### Your objective
Read the records below and copy each line that contains "exponent".

=== Records for this exercise ===

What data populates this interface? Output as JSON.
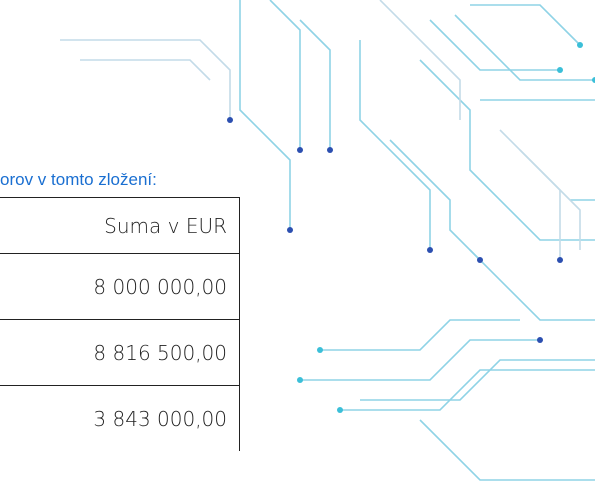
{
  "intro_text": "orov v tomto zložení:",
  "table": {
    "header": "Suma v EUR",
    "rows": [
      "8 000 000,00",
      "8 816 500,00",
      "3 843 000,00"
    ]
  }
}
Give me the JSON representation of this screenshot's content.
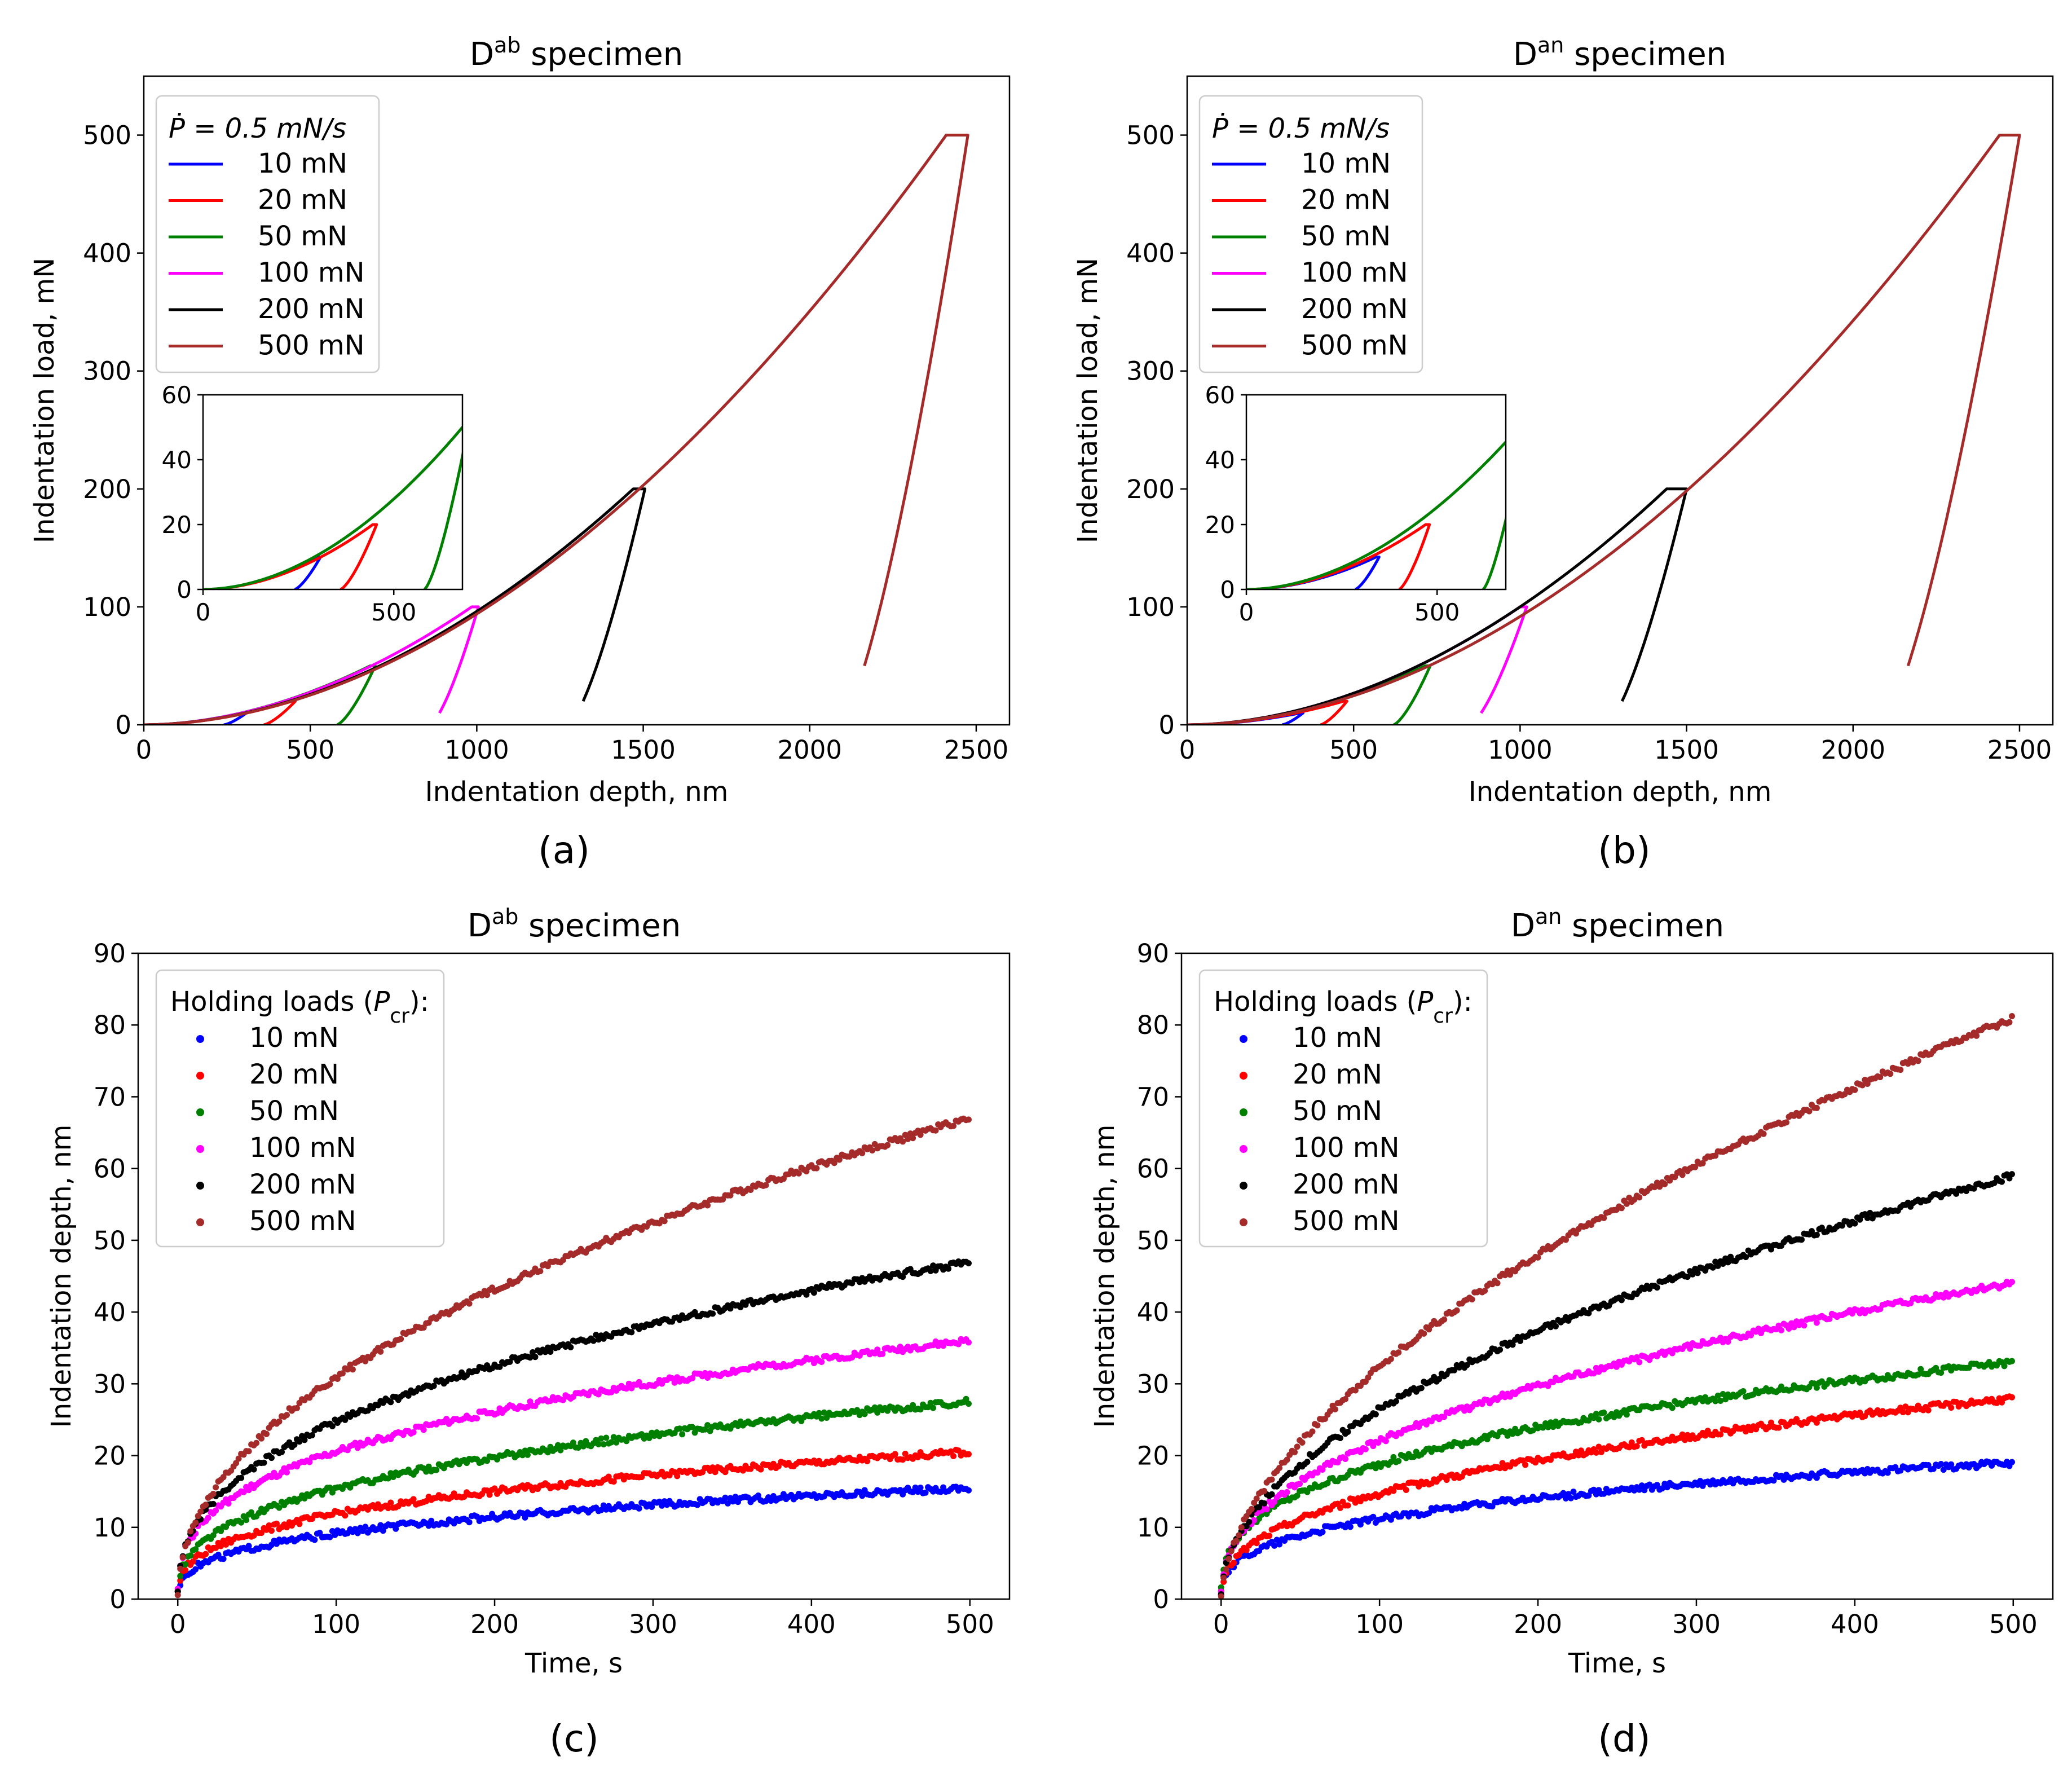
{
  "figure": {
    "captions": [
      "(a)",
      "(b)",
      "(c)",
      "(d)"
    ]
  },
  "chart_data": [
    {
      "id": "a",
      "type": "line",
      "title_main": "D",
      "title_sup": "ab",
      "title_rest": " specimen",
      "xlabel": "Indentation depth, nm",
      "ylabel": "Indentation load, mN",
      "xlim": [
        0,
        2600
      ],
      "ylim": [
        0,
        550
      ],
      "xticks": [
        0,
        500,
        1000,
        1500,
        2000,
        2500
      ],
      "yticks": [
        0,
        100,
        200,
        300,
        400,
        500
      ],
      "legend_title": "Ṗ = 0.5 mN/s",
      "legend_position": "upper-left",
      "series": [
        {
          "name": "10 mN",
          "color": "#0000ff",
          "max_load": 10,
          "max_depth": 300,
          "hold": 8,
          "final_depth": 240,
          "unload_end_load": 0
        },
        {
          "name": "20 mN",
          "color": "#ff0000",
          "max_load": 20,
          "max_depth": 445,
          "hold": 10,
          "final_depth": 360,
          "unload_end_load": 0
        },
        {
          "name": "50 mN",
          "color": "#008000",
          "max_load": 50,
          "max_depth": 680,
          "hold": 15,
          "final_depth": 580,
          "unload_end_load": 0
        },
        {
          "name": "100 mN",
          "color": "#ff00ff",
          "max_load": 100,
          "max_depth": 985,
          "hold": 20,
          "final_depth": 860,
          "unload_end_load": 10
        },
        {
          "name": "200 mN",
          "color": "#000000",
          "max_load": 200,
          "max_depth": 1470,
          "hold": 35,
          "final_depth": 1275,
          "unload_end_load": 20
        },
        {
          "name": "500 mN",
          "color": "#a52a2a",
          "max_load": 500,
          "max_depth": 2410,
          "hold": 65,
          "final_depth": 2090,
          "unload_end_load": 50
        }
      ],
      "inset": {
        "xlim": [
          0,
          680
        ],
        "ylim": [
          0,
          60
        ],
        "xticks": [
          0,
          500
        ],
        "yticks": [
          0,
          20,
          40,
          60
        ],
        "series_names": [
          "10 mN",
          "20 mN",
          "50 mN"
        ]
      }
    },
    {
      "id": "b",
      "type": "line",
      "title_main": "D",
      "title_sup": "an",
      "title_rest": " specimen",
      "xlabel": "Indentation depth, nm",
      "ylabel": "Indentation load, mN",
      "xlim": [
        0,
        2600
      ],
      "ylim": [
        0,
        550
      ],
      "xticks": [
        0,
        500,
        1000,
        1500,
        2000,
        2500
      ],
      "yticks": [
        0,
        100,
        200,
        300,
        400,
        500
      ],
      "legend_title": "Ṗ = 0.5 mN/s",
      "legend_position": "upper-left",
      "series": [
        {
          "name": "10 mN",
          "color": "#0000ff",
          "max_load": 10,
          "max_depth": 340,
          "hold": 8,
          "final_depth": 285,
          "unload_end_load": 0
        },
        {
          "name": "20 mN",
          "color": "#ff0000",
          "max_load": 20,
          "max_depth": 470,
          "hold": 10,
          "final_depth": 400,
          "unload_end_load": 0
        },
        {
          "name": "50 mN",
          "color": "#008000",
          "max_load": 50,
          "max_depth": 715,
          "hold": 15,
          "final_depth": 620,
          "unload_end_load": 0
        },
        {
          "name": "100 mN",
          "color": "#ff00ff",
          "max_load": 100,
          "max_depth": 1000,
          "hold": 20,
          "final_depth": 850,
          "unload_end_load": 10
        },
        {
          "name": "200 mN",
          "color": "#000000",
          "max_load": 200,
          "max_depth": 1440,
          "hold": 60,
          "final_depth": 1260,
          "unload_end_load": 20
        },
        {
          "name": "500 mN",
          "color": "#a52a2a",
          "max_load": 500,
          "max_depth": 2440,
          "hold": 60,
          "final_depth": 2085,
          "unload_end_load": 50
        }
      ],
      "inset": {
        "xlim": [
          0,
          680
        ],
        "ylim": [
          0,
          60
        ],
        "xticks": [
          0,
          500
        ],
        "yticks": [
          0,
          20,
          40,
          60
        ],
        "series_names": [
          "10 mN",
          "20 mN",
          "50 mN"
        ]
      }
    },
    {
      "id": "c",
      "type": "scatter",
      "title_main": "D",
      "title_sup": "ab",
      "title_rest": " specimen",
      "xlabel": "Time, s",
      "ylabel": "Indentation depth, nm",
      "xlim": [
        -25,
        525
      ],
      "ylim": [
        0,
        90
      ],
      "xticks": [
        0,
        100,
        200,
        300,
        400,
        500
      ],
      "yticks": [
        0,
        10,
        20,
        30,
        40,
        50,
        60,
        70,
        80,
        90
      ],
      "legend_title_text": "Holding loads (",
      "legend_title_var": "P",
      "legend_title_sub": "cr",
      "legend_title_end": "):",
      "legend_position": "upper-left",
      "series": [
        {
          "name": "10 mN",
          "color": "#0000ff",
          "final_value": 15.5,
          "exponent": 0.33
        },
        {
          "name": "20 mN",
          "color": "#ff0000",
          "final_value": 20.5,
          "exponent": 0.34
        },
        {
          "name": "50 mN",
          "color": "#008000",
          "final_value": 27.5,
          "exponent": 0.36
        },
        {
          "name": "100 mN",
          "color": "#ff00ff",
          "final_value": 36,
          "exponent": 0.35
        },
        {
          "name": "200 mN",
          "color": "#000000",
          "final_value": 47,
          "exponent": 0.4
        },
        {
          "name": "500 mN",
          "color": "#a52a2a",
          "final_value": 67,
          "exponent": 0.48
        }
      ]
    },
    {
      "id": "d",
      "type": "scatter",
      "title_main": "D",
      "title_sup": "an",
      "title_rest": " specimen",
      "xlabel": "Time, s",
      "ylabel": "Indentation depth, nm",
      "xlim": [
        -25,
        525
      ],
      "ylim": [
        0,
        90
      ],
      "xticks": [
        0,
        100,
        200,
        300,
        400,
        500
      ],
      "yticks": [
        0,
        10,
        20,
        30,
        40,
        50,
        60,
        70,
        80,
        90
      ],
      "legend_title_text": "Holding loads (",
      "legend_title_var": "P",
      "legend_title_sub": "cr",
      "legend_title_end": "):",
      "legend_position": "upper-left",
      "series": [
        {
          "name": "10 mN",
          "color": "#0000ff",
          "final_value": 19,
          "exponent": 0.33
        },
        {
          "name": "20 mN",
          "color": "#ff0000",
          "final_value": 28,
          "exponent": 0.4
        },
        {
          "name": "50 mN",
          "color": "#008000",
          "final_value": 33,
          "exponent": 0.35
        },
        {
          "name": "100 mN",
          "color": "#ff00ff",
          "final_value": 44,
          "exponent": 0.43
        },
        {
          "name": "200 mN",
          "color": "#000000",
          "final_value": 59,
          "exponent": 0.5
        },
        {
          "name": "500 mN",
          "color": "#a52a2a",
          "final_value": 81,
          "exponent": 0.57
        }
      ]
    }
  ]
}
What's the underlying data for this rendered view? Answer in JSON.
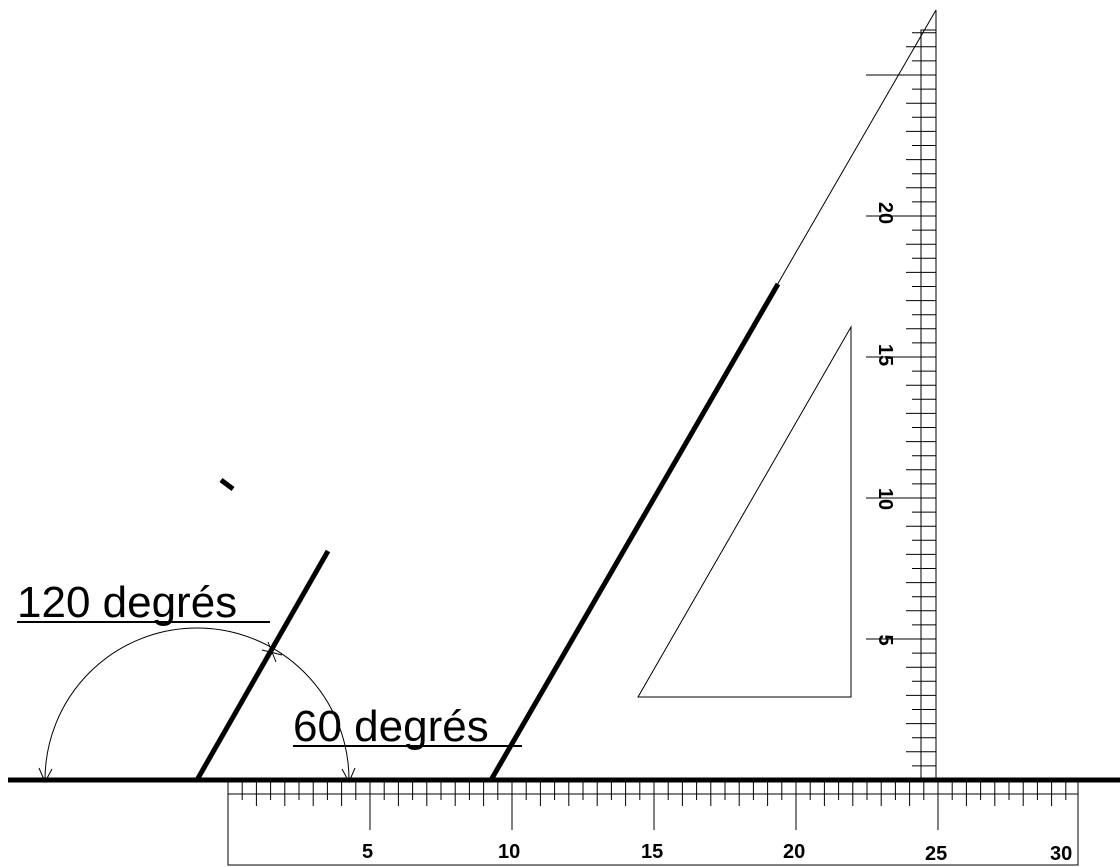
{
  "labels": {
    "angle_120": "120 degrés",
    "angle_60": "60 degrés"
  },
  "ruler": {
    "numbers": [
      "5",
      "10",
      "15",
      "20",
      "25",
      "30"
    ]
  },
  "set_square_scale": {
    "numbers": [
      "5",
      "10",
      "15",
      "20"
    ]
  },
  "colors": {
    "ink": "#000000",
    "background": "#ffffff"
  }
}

===

### Task solution
          "exponent": 0.33
          "exponent": 0.34
          "exponent": 0.36
          "exponent": 0.35
          "exponent": 0.4
          "exponent": 0.48
          "exponent": 0.33
          "exponent": 0.4
          "exponent": 0.35
          "exponent": 0.43
          "exponent": 0.5
          "exponent": 0.57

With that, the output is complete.